= Exercise aim =
Check each line of the entries below for the string "utilizado"; copy every line where it appears.

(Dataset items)
★ ★ ★
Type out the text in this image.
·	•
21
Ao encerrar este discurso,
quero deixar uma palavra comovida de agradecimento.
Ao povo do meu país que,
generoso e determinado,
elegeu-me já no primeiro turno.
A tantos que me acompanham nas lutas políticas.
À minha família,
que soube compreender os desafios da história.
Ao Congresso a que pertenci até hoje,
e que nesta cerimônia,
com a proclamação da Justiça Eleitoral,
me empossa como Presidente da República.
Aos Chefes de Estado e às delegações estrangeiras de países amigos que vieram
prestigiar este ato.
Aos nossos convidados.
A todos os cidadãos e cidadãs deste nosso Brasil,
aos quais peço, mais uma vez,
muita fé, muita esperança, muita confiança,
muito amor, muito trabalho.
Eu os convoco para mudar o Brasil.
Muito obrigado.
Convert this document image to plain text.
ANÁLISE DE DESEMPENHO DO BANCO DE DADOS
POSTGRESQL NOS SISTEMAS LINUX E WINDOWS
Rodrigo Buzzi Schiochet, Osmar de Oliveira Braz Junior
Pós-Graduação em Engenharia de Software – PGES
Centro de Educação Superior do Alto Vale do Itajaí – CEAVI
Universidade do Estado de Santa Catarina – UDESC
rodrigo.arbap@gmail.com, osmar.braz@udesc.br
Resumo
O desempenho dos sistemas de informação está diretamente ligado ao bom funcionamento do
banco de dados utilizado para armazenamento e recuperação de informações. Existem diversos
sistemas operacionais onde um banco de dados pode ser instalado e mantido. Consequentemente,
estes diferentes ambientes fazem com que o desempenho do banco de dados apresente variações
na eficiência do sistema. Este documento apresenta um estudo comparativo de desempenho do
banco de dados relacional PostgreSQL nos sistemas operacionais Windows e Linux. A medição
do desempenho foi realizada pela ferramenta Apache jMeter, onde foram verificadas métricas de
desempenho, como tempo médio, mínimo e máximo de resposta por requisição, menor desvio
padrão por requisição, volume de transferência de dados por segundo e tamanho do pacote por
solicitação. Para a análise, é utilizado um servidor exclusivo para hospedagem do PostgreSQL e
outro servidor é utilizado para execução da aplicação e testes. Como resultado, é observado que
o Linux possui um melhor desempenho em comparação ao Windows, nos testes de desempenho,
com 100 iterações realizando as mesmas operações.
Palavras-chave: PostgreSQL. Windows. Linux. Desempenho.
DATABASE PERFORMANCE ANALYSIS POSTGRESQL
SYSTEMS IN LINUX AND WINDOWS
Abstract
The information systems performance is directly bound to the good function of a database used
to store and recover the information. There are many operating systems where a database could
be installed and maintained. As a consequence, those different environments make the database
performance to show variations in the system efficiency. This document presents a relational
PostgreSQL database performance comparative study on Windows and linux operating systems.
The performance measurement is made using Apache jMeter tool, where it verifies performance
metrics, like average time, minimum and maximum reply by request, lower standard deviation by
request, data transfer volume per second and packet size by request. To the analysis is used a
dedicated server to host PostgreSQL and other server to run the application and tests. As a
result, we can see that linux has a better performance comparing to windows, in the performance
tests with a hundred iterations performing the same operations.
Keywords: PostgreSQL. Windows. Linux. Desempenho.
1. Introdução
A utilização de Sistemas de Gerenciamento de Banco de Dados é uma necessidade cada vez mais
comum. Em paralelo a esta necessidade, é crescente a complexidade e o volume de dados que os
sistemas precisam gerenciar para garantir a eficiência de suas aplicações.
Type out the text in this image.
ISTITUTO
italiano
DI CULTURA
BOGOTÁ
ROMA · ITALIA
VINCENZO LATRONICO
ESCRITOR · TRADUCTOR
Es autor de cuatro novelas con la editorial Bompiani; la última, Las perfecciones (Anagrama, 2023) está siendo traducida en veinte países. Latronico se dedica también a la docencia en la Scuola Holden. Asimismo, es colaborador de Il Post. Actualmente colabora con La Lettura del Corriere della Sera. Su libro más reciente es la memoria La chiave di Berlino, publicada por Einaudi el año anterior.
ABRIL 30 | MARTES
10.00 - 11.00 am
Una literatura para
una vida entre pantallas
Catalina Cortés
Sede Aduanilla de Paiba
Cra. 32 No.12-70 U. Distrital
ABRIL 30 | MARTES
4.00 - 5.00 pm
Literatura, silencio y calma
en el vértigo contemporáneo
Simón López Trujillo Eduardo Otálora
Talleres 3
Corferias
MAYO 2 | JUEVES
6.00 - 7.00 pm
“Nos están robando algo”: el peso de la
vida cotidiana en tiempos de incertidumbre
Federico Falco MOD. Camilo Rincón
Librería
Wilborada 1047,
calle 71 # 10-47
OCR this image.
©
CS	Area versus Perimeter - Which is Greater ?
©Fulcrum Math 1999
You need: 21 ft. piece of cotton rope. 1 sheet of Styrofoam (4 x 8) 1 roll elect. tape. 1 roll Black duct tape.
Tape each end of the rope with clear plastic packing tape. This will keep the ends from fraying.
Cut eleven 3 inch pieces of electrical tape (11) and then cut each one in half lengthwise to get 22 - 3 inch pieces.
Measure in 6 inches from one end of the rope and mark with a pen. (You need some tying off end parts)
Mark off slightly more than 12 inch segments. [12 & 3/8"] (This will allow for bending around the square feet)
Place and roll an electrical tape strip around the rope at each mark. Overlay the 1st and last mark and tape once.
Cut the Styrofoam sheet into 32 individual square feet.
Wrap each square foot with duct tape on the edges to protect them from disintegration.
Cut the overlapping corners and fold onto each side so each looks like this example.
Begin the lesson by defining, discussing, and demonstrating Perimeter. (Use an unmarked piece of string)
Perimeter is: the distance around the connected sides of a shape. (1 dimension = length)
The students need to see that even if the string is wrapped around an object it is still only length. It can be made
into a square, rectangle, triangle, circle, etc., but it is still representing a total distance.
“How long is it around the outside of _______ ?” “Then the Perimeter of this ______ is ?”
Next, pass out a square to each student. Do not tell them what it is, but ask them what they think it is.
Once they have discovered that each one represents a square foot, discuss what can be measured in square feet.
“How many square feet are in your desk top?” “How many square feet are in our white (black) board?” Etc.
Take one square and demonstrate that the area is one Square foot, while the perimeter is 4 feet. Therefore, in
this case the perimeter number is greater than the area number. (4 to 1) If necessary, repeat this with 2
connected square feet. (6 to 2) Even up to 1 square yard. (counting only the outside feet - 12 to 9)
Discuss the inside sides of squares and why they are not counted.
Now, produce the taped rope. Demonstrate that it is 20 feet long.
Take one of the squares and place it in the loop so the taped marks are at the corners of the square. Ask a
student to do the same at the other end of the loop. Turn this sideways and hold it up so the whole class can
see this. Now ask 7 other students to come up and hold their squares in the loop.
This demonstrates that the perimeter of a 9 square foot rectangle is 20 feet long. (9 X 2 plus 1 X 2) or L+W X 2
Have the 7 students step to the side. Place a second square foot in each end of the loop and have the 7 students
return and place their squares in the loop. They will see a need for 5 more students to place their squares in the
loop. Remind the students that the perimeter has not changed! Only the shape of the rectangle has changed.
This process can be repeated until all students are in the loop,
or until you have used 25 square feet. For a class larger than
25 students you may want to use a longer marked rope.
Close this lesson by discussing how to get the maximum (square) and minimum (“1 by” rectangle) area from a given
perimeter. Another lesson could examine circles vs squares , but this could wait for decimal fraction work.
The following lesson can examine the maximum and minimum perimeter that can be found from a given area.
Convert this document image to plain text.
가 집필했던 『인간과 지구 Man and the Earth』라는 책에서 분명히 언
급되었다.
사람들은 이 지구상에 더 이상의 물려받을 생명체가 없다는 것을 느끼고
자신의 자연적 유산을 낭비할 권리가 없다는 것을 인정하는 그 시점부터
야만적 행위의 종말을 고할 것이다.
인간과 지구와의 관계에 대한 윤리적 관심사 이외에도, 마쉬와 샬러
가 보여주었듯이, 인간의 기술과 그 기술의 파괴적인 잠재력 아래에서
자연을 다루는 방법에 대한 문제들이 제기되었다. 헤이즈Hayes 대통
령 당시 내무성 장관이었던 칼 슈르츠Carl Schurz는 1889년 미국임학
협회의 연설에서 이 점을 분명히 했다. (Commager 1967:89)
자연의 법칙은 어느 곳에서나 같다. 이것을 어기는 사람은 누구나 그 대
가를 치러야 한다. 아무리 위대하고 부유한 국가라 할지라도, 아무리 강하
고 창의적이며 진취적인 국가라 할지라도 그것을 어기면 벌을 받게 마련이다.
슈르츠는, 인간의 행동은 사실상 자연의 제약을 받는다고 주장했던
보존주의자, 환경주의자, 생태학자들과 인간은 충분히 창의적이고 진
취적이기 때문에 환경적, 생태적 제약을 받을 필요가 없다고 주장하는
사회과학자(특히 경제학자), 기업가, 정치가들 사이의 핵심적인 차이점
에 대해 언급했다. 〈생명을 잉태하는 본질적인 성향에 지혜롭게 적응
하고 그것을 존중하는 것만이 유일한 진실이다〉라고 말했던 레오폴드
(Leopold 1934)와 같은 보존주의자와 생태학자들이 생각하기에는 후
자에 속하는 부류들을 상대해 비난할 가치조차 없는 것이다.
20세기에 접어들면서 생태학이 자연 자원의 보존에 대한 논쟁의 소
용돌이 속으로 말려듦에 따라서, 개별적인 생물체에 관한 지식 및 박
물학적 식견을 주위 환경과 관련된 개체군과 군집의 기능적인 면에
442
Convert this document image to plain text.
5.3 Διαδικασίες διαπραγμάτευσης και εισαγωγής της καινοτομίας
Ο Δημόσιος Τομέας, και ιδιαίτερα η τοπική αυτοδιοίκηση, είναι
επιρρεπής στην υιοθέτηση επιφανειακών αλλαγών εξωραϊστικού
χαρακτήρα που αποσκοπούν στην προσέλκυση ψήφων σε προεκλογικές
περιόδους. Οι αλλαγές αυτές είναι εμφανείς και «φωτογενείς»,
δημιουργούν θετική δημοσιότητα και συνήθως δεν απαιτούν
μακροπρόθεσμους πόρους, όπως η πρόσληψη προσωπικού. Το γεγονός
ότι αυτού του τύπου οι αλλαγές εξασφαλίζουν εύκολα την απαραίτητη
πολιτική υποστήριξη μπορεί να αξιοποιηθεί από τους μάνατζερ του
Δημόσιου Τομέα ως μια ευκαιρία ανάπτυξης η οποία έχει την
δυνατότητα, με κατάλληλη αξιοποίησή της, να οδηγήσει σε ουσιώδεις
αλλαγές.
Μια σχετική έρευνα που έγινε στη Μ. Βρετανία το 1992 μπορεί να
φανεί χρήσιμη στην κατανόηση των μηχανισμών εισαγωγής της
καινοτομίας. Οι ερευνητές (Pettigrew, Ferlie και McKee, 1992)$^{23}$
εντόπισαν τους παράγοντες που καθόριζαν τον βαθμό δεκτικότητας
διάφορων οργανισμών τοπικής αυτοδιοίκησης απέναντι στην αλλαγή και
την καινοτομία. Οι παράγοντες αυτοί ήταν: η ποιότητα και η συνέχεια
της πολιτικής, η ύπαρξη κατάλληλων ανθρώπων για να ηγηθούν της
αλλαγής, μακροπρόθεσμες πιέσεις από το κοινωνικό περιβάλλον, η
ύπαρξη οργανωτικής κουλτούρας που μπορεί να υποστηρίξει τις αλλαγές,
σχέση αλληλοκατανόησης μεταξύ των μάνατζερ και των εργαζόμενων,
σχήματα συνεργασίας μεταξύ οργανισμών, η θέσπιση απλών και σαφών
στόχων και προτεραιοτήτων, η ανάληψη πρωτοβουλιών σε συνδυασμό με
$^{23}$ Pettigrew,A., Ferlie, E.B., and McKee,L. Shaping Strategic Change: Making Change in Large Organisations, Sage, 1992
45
★ ★ ★
= Task answer =
banco de dados utilizado para armazenamento e recuperação de informações. Existem diversos
solicitação. Para a análise, é utilizado um servidor exclusivo para hospedagem do PostgreSQL e
outro servidor é utilizado para execução da aplicação e testes. Como resultado, é observado que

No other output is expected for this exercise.